__WHAT NEEDS TO BE DONE__.
Write out every entry precisely as given, leaving the pictures out.

__SUPPLIED MATERIAL__.
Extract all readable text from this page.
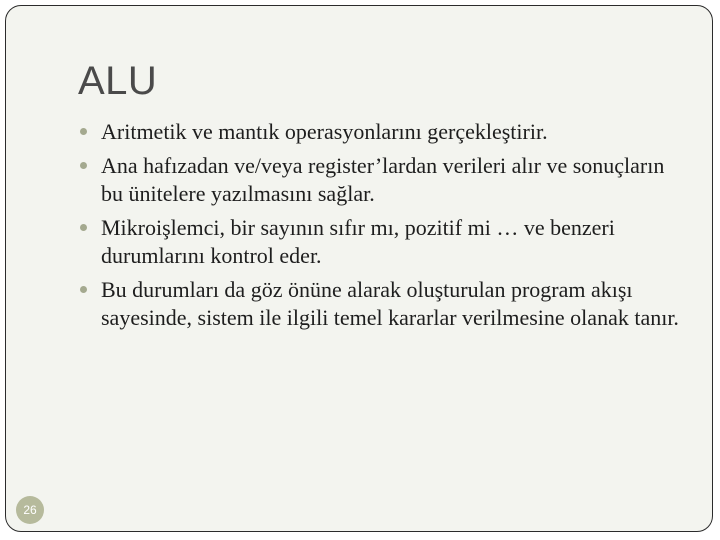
ALU
Aritmetik ve mantık operasyonlarını gerçekleştirir.
Ana hafızadan ve/veya register’lardan verileri alır ve sonuçların bu ünitelere yazılmasını sağlar.
Mikroişlemci, bir sayının sıfır mı, pozitif mi … ve benzeri durumlarını kontrol eder.
Bu durumları da göz önüne alarak oluşturulan program akışı sayesinde, sistem ile ilgili temel kararlar verilmesine olanak tanır.
26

__THE SOLUTION__.
Extract all readable text from this page.
ALU
Aritmetik ve mantık operasyonlarını gerçekleştirir.
Ana hafızadan ve/veya register’lardan verileri alır ve sonuçların bu ünitelere yazılmasını sağlar.
Mikroişlemci, bir sayının sıfır mı, pozitif mi … ve benzeri durumlarını kontrol eder.
Bu durumları da göz önüne alarak oluşturulan program akışı sayesinde, sistem ile ilgili temel kararlar verilmesine olanak tanır.
26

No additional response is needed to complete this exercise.